▶

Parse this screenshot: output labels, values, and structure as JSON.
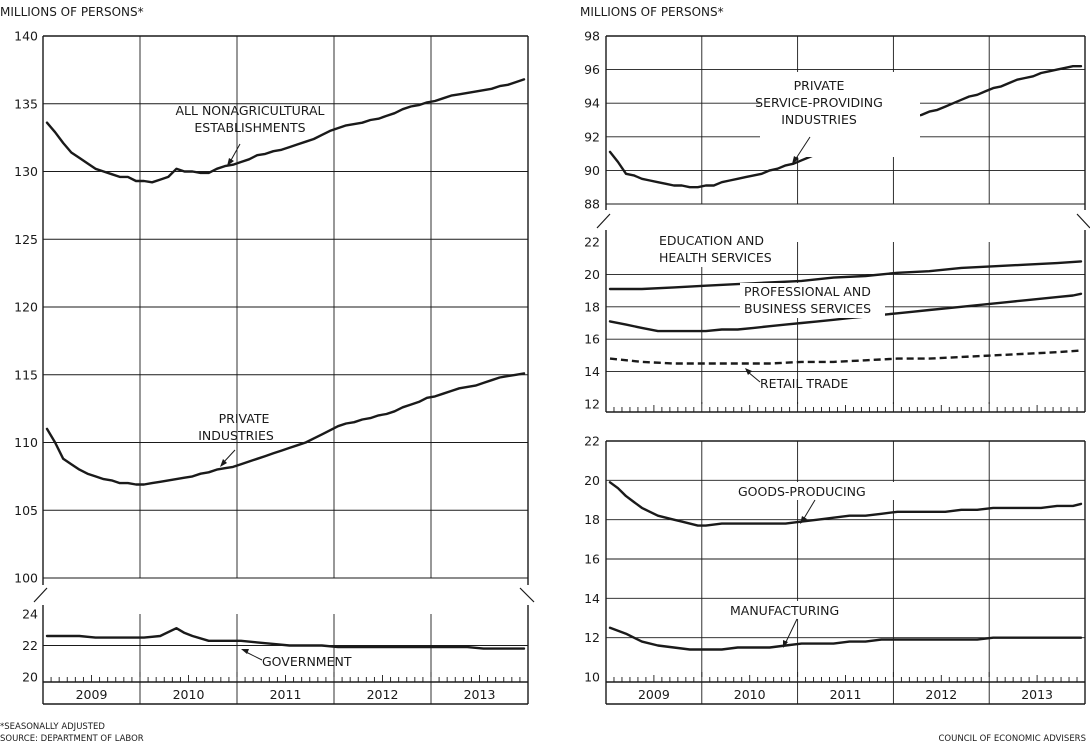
{
  "footnote": "*SEASONALLY ADJUSTED",
  "source": "SOURCE: DEPARTMENT OF LABOR",
  "credit": "COUNCIL OF ECONOMIC ADVISERS",
  "colors": {
    "line": "#1a1a1a",
    "grid": "#1a1a1a",
    "background": "#ffffff"
  },
  "chart_data": [
    {
      "type": "line",
      "panel": "left",
      "ylabel": "MILLIONS OF PERSONS*",
      "categories": [
        "2009",
        "2010",
        "2011",
        "2012",
        "2013"
      ],
      "x_unit": "month index from Jan 2009",
      "ylim": [
        100,
        140
      ],
      "yticks": [
        100,
        105,
        110,
        115,
        120,
        125,
        130,
        135,
        140
      ],
      "grid": true,
      "series": [
        {
          "name": "ALL NONAGRICULTURAL ESTABLISHMENTS",
          "style": "solid",
          "x": [
            0,
            1,
            2,
            3,
            4,
            5,
            6,
            7,
            8,
            9,
            10,
            11,
            12,
            13,
            14,
            15,
            16,
            17,
            18,
            19,
            20,
            21,
            22,
            23,
            24,
            25,
            26,
            27,
            28,
            29,
            30,
            31,
            32,
            33,
            34,
            35,
            36,
            37,
            38,
            39,
            40,
            41,
            42,
            43,
            44,
            45,
            46,
            47,
            48,
            49,
            50,
            51,
            52,
            53,
            54,
            55,
            56,
            57,
            58,
            59
          ],
          "values": [
            133.6,
            132.9,
            132.1,
            131.4,
            131.0,
            130.6,
            130.2,
            130.0,
            129.8,
            129.6,
            129.6,
            129.3,
            129.3,
            129.2,
            129.4,
            129.6,
            130.2,
            130.0,
            130.0,
            129.9,
            129.9,
            130.2,
            130.4,
            130.5,
            130.7,
            130.9,
            131.2,
            131.3,
            131.5,
            131.6,
            131.8,
            132.0,
            132.2,
            132.4,
            132.7,
            133.0,
            133.2,
            133.4,
            133.5,
            133.6,
            133.8,
            133.9,
            134.1,
            134.3,
            134.6,
            134.8,
            134.9,
            135.1,
            135.2,
            135.4,
            135.6,
            135.7,
            135.8,
            135.9,
            136.0,
            136.1,
            136.3,
            136.4,
            136.6,
            136.8
          ]
        },
        {
          "name": "PRIVATE INDUSTRIES",
          "style": "solid",
          "x": [
            0,
            1,
            2,
            3,
            4,
            5,
            6,
            7,
            8,
            9,
            10,
            11,
            12,
            13,
            14,
            15,
            16,
            17,
            18,
            19,
            20,
            21,
            22,
            23,
            24,
            25,
            26,
            27,
            28,
            29,
            30,
            31,
            32,
            33,
            34,
            35,
            36,
            37,
            38,
            39,
            40,
            41,
            42,
            43,
            44,
            45,
            46,
            47,
            48,
            49,
            50,
            51,
            52,
            53,
            54,
            55,
            56,
            57,
            58,
            59
          ],
          "values": [
            111.0,
            110.0,
            108.8,
            108.4,
            108.0,
            107.7,
            107.5,
            107.3,
            107.2,
            107.0,
            107.0,
            106.9,
            106.9,
            107.0,
            107.1,
            107.2,
            107.3,
            107.4,
            107.5,
            107.7,
            107.8,
            108.0,
            108.1,
            108.2,
            108.4,
            108.6,
            108.8,
            109.0,
            109.2,
            109.4,
            109.6,
            109.8,
            110.0,
            110.3,
            110.6,
            110.9,
            111.2,
            111.4,
            111.5,
            111.7,
            111.8,
            112.0,
            112.1,
            112.3,
            112.6,
            112.8,
            113.0,
            113.3,
            113.4,
            113.6,
            113.8,
            114.0,
            114.1,
            114.2,
            114.4,
            114.6,
            114.8,
            114.9,
            115.0,
            115.1
          ]
        }
      ],
      "annotations": [
        {
          "text": "ALL NONAGRICULTURAL",
          "series": "ALL NONAGRICULTURAL ESTABLISHMENTS"
        },
        {
          "text": "ESTABLISHMENTS",
          "series": "ALL NONAGRICULTURAL ESTABLISHMENTS"
        },
        {
          "text": "PRIVATE",
          "series": "PRIVATE INDUSTRIES"
        },
        {
          "text": "INDUSTRIES",
          "series": "PRIVATE INDUSTRIES"
        }
      ]
    },
    {
      "type": "line",
      "panel": "left-bottom",
      "categories": [
        "2009",
        "2010",
        "2011",
        "2012",
        "2013"
      ],
      "ylim": [
        20,
        24
      ],
      "yticks": [
        20,
        22,
        24
      ],
      "grid": true,
      "series": [
        {
          "name": "GOVERNMENT",
          "style": "solid",
          "x": [
            0,
            2,
            4,
            6,
            8,
            10,
            12,
            14,
            16,
            17,
            18,
            20,
            22,
            24,
            26,
            28,
            30,
            32,
            34,
            36,
            38,
            40,
            42,
            44,
            46,
            48,
            50,
            52,
            54,
            56,
            58,
            59
          ],
          "values": [
            22.6,
            22.6,
            22.6,
            22.5,
            22.5,
            22.5,
            22.5,
            22.6,
            23.1,
            22.8,
            22.6,
            22.3,
            22.3,
            22.3,
            22.2,
            22.1,
            22.0,
            22.0,
            22.0,
            21.9,
            21.9,
            21.9,
            21.9,
            21.9,
            21.9,
            21.9,
            21.9,
            21.9,
            21.8,
            21.8,
            21.8,
            21.8
          ]
        }
      ],
      "annotations": [
        {
          "text": "GOVERNMENT",
          "series": "GOVERNMENT"
        }
      ]
    },
    {
      "type": "line",
      "panel": "right-top",
      "ylabel": "MILLIONS OF PERSONS*",
      "categories": [
        "2009",
        "2010",
        "2011",
        "2012",
        "2013"
      ],
      "ylim": [
        88,
        98
      ],
      "yticks": [
        88,
        90,
        92,
        94,
        96,
        98
      ],
      "grid": true,
      "series": [
        {
          "name": "PRIVATE SERVICE-PROVIDING INDUSTRIES",
          "style": "solid",
          "x": [
            0,
            1,
            2,
            3,
            4,
            5,
            6,
            7,
            8,
            9,
            10,
            11,
            12,
            13,
            14,
            15,
            16,
            17,
            18,
            19,
            20,
            21,
            22,
            23,
            24,
            25,
            26,
            27,
            28,
            29,
            30,
            31,
            32,
            33,
            34,
            35,
            36,
            37,
            38,
            39,
            40,
            41,
            42,
            43,
            44,
            45,
            46,
            47,
            48,
            49,
            50,
            51,
            52,
            53,
            54,
            55,
            56,
            57,
            58,
            59
          ],
          "values": [
            91.1,
            90.5,
            89.8,
            89.7,
            89.5,
            89.4,
            89.3,
            89.2,
            89.1,
            89.1,
            89.0,
            89.0,
            89.1,
            89.1,
            89.3,
            89.4,
            89.5,
            89.6,
            89.7,
            89.8,
            90.0,
            90.1,
            90.3,
            90.4,
            90.6,
            90.8,
            91.0,
            91.2,
            91.4,
            91.5,
            91.7,
            91.9,
            92.1,
            92.3,
            92.5,
            92.7,
            92.9,
            93.1,
            93.2,
            93.3,
            93.5,
            93.6,
            93.8,
            94.0,
            94.2,
            94.4,
            94.5,
            94.7,
            94.9,
            95.0,
            95.2,
            95.4,
            95.5,
            95.6,
            95.8,
            95.9,
            96.0,
            96.1,
            96.2,
            96.2
          ]
        }
      ],
      "annotations": [
        {
          "text": "PRIVATE",
          "series": "PRIVATE SERVICE-PROVIDING INDUSTRIES"
        },
        {
          "text": "SERVICE-PROVIDING",
          "series": "PRIVATE SERVICE-PROVIDING INDUSTRIES"
        },
        {
          "text": "INDUSTRIES",
          "series": "PRIVATE SERVICE-PROVIDING INDUSTRIES"
        }
      ]
    },
    {
      "type": "line",
      "panel": "right-middle",
      "categories": [
        "2009",
        "2010",
        "2011",
        "2012",
        "2013"
      ],
      "ylim": [
        12,
        22
      ],
      "yticks": [
        12,
        14,
        16,
        18,
        20,
        22
      ],
      "grid": true,
      "series": [
        {
          "name": "EDUCATION AND HEALTH SERVICES",
          "style": "solid",
          "x": [
            0,
            4,
            8,
            12,
            16,
            20,
            24,
            28,
            32,
            36,
            40,
            44,
            48,
            52,
            56,
            59
          ],
          "values": [
            19.1,
            19.1,
            19.2,
            19.3,
            19.4,
            19.5,
            19.6,
            19.8,
            19.9,
            20.1,
            20.2,
            20.4,
            20.5,
            20.6,
            20.7,
            20.8
          ]
        },
        {
          "name": "PROFESSIONAL AND BUSINESS SERVICES",
          "style": "solid",
          "x": [
            0,
            2,
            4,
            6,
            8,
            10,
            12,
            14,
            16,
            18,
            20,
            22,
            24,
            26,
            28,
            30,
            32,
            34,
            36,
            38,
            40,
            42,
            44,
            46,
            48,
            50,
            52,
            54,
            56,
            58,
            59
          ],
          "values": [
            17.1,
            16.9,
            16.7,
            16.5,
            16.5,
            16.5,
            16.5,
            16.6,
            16.6,
            16.7,
            16.8,
            16.9,
            17.0,
            17.1,
            17.2,
            17.3,
            17.4,
            17.5,
            17.6,
            17.7,
            17.8,
            17.9,
            18.0,
            18.1,
            18.2,
            18.3,
            18.4,
            18.5,
            18.6,
            18.7,
            18.8
          ]
        },
        {
          "name": "RETAIL TRADE",
          "style": "dashed",
          "x": [
            0,
            4,
            8,
            12,
            16,
            20,
            24,
            28,
            32,
            36,
            40,
            44,
            48,
            52,
            56,
            59
          ],
          "values": [
            14.8,
            14.6,
            14.5,
            14.5,
            14.5,
            14.5,
            14.6,
            14.6,
            14.7,
            14.8,
            14.8,
            14.9,
            15.0,
            15.1,
            15.2,
            15.3
          ]
        }
      ],
      "annotations": [
        {
          "text": "EDUCATION AND",
          "series": "EDUCATION AND HEALTH SERVICES"
        },
        {
          "text": "HEALTH SERVICES",
          "series": "EDUCATION AND HEALTH SERVICES"
        },
        {
          "text": "PROFESSIONAL AND",
          "series": "PROFESSIONAL AND BUSINESS SERVICES"
        },
        {
          "text": "BUSINESS SERVICES",
          "series": "PROFESSIONAL AND BUSINESS SERVICES"
        },
        {
          "text": "RETAIL TRADE",
          "series": "RETAIL TRADE"
        }
      ]
    },
    {
      "type": "line",
      "panel": "right-bottom",
      "categories": [
        "2009",
        "2010",
        "2011",
        "2012",
        "2013"
      ],
      "ylim": [
        10,
        22
      ],
      "yticks": [
        10,
        12,
        14,
        16,
        18,
        20,
        22
      ],
      "grid": true,
      "series": [
        {
          "name": "GOODS-PRODUCING",
          "style": "solid",
          "x": [
            0,
            1,
            2,
            3,
            4,
            5,
            6,
            7,
            8,
            9,
            10,
            11,
            12,
            14,
            16,
            18,
            20,
            22,
            24,
            26,
            28,
            30,
            32,
            34,
            36,
            38,
            40,
            42,
            44,
            46,
            48,
            50,
            52,
            54,
            56,
            58,
            59
          ],
          "values": [
            19.9,
            19.6,
            19.2,
            18.9,
            18.6,
            18.4,
            18.2,
            18.1,
            18.0,
            17.9,
            17.8,
            17.7,
            17.7,
            17.8,
            17.8,
            17.8,
            17.8,
            17.8,
            17.9,
            18.0,
            18.1,
            18.2,
            18.2,
            18.3,
            18.4,
            18.4,
            18.4,
            18.4,
            18.5,
            18.5,
            18.6,
            18.6,
            18.6,
            18.6,
            18.7,
            18.7,
            18.8
          ]
        },
        {
          "name": "MANUFACTURING",
          "style": "solid",
          "x": [
            0,
            2,
            4,
            6,
            8,
            10,
            12,
            14,
            16,
            18,
            20,
            22,
            24,
            26,
            28,
            30,
            32,
            34,
            36,
            38,
            40,
            42,
            44,
            46,
            48,
            50,
            52,
            54,
            56,
            58,
            59
          ],
          "values": [
            12.5,
            12.2,
            11.8,
            11.6,
            11.5,
            11.4,
            11.4,
            11.4,
            11.5,
            11.5,
            11.5,
            11.6,
            11.7,
            11.7,
            11.7,
            11.8,
            11.8,
            11.9,
            11.9,
            11.9,
            11.9,
            11.9,
            11.9,
            11.9,
            12.0,
            12.0,
            12.0,
            12.0,
            12.0,
            12.0,
            12.0
          ]
        }
      ],
      "annotations": [
        {
          "text": "GOODS-PRODUCING",
          "series": "GOODS-PRODUCING"
        },
        {
          "text": "MANUFACTURING",
          "series": "MANUFACTURING"
        }
      ]
    }
  ]
}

◀

:: Challenge ::
From the data above, copy each line that holds "BUSINESS".

:: Response below ::
          "name": "PROFESSIONAL AND BUSINESS SERVICES",
          "series": "PROFESSIONAL AND BUSINESS SERVICES"
          "text": "BUSINESS SERVICES",
          "series": "PROFESSIONAL AND BUSINESS SERVICES"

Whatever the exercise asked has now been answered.